EXERCISE DESCRIPTION » Find the lines containing "Clientes" and say how many there are, with no other words.

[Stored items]
<<<<
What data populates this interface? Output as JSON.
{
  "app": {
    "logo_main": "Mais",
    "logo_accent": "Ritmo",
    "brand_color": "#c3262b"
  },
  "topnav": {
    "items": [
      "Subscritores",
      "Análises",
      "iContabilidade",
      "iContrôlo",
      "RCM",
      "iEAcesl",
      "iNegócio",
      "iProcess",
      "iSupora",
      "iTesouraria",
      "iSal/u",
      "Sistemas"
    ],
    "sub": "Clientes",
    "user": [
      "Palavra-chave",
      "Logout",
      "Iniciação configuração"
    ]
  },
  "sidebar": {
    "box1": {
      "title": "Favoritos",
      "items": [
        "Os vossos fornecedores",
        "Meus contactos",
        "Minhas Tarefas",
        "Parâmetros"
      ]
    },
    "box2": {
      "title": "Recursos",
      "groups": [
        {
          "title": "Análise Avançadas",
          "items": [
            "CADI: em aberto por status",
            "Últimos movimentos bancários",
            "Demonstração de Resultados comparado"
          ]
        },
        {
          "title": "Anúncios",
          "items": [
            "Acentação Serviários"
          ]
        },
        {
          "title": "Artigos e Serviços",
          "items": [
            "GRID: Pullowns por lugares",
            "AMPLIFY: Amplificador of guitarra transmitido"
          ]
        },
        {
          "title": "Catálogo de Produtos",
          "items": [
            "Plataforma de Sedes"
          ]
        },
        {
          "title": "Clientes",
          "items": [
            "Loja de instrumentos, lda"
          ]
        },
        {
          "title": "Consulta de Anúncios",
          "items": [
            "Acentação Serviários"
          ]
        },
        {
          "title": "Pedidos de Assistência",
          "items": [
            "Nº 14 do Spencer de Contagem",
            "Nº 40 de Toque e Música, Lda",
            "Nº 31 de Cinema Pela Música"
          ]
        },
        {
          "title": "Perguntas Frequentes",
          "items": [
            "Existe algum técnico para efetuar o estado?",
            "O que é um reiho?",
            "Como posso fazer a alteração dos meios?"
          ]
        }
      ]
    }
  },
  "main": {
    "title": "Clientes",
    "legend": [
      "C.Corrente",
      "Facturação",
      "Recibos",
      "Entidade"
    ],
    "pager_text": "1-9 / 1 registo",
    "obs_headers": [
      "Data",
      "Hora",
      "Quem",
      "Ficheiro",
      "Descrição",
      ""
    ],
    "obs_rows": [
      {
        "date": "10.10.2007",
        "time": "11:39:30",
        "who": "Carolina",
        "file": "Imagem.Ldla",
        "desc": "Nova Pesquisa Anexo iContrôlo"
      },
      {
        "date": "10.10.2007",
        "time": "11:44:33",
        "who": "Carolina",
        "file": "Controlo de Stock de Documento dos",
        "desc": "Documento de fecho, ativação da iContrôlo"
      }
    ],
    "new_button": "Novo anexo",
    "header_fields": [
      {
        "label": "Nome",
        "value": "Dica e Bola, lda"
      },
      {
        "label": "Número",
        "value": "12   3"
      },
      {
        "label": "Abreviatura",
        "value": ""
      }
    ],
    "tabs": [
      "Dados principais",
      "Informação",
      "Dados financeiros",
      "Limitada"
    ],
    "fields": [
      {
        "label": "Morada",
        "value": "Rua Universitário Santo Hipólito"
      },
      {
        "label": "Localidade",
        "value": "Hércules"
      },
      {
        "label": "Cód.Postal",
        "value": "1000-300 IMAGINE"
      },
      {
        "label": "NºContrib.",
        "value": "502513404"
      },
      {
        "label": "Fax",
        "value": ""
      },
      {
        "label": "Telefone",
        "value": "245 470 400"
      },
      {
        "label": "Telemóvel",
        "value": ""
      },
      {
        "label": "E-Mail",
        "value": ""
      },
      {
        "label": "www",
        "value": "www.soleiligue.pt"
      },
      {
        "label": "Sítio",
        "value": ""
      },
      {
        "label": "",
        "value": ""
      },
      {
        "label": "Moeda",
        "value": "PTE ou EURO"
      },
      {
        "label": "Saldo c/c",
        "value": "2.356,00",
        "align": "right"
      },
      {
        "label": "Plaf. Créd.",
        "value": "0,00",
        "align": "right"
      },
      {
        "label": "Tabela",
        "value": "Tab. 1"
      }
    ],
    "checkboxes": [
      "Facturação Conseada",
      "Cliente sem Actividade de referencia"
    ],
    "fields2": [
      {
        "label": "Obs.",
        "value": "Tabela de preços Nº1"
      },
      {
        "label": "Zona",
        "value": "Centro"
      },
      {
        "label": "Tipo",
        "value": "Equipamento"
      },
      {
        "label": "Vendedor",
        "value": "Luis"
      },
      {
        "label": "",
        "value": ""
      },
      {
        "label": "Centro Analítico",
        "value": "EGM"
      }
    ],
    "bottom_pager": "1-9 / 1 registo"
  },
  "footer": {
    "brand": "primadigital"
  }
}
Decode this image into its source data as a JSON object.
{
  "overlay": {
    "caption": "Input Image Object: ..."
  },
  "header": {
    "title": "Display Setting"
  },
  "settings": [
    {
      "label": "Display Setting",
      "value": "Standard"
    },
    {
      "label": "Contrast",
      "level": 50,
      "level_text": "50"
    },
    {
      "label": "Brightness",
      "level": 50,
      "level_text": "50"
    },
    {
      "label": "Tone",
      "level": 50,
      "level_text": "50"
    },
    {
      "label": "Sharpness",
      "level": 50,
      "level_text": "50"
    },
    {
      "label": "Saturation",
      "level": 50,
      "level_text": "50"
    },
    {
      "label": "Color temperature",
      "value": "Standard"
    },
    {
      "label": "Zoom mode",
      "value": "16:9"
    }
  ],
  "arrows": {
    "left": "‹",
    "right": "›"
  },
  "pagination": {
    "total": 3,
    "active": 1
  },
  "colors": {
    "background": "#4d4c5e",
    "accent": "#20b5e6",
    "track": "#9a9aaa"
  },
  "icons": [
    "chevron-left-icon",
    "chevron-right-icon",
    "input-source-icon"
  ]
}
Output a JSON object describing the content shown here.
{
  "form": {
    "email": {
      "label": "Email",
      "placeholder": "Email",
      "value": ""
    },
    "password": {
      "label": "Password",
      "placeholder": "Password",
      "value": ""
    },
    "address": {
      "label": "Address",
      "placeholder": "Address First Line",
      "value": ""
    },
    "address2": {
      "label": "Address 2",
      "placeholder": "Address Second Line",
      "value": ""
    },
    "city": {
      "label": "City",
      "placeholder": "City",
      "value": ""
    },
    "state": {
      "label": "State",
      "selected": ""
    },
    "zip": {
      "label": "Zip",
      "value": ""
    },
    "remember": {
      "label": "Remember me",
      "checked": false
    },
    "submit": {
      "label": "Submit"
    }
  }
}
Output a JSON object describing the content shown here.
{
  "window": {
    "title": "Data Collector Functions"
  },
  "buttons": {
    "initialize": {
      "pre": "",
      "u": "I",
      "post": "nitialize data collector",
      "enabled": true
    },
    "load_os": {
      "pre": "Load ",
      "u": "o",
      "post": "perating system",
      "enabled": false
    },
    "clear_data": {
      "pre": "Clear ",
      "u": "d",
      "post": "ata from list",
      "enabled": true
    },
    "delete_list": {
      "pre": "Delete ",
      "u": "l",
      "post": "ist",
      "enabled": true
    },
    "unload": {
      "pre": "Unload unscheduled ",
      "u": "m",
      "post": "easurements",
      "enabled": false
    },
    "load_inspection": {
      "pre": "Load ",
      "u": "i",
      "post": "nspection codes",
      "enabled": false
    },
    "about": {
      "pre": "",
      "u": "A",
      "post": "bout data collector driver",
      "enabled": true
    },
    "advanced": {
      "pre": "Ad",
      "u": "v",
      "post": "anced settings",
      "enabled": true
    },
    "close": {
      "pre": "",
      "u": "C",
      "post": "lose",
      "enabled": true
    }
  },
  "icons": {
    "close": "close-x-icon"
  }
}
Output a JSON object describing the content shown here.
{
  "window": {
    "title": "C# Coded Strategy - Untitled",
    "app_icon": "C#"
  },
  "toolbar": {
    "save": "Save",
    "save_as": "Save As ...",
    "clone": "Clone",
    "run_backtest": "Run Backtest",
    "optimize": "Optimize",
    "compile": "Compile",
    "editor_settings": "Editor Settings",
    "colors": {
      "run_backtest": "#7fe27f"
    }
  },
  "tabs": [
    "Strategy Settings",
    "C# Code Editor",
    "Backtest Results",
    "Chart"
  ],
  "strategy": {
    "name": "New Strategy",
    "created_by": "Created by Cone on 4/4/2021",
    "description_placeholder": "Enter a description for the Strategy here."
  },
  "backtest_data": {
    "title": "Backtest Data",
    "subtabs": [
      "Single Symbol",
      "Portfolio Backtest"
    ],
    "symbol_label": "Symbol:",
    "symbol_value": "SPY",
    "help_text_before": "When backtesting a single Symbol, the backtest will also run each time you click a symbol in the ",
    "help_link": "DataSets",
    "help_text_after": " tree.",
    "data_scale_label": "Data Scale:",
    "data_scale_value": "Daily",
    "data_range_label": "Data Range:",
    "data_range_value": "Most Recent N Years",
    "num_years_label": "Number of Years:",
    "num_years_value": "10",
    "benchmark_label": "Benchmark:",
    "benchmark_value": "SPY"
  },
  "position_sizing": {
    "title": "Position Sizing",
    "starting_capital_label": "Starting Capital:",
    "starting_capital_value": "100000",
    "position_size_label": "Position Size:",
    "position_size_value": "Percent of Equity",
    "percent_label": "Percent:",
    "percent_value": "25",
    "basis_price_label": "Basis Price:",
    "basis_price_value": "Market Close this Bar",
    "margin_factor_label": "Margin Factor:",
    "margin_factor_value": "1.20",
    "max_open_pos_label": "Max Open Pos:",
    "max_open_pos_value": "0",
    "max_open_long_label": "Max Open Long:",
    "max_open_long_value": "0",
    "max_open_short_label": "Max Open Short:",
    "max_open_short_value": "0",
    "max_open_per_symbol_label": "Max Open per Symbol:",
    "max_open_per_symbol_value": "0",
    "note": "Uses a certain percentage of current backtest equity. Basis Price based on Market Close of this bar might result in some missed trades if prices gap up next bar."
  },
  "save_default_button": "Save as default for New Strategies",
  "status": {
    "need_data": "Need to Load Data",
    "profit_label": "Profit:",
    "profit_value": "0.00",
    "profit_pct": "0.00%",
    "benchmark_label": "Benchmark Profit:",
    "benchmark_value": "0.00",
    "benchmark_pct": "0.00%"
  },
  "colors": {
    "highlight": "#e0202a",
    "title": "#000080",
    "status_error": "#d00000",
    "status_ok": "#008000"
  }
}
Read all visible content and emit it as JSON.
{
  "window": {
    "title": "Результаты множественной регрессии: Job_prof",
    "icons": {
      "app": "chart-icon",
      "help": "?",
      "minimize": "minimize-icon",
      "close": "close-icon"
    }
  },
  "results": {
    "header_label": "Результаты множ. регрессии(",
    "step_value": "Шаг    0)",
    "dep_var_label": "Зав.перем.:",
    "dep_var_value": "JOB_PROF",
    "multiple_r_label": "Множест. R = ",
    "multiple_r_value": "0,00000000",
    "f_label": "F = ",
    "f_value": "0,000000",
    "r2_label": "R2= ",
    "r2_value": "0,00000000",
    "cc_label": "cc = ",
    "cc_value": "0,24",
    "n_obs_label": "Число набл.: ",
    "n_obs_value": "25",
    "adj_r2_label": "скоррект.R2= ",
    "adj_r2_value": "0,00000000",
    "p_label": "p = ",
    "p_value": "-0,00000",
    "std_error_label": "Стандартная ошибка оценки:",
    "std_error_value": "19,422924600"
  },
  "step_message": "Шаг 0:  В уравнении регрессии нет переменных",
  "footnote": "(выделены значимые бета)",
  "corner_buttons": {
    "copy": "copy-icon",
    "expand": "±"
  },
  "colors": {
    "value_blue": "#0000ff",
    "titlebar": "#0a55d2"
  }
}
>>>>
ANSWER IN FULL » 3